**TASK BRIEF**. Extract every line below that contains the word "title".

**DATA FOR THE TASK**.
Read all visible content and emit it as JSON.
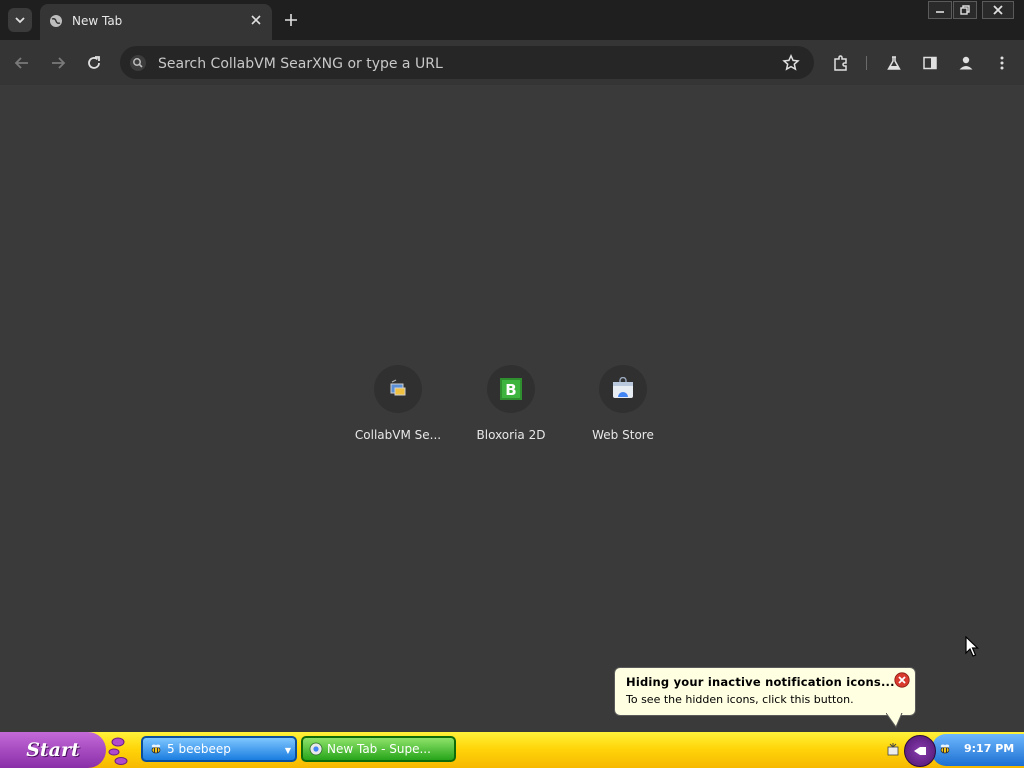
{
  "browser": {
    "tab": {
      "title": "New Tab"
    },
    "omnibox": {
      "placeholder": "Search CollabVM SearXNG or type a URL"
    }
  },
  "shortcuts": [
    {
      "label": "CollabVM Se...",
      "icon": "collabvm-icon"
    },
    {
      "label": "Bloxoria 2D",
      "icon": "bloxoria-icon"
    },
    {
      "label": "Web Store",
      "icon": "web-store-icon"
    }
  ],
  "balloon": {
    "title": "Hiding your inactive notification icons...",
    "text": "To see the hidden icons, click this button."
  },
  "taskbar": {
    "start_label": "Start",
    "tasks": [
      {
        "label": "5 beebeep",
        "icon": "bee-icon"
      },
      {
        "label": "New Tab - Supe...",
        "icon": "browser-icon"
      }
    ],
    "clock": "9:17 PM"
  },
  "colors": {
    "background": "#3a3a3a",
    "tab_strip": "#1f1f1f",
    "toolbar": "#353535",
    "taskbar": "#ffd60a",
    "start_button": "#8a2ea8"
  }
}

==

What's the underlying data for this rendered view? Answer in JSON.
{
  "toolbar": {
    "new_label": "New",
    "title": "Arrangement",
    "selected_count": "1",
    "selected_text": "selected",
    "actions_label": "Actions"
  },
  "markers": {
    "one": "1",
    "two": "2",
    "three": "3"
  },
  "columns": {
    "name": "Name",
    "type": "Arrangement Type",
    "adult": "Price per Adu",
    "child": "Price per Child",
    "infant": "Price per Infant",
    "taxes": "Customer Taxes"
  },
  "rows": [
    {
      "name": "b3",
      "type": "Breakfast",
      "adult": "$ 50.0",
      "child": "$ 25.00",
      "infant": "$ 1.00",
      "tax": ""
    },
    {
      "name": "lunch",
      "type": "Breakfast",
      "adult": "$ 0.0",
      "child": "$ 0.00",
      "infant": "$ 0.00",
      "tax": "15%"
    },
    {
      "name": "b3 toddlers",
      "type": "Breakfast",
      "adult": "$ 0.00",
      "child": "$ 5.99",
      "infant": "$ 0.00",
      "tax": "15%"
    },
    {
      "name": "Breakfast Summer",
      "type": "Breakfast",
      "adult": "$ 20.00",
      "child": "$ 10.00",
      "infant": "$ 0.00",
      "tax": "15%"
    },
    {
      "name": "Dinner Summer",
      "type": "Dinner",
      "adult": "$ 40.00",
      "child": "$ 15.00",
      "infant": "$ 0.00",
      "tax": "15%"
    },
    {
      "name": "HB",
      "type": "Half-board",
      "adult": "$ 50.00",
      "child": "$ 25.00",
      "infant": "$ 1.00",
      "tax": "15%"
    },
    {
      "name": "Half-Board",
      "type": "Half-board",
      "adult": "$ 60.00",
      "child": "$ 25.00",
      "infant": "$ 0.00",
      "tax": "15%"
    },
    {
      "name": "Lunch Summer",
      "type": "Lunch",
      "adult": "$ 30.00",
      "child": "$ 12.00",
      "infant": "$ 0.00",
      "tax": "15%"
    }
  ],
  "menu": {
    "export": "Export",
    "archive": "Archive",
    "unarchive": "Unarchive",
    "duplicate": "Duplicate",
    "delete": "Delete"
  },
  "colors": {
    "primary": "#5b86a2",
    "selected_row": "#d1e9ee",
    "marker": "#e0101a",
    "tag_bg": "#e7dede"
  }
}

**FULL SOLUTION**.
      "title": "New Tab"
    "title": "Hiding your inactive notification icons...",
    "title": "Arrangement",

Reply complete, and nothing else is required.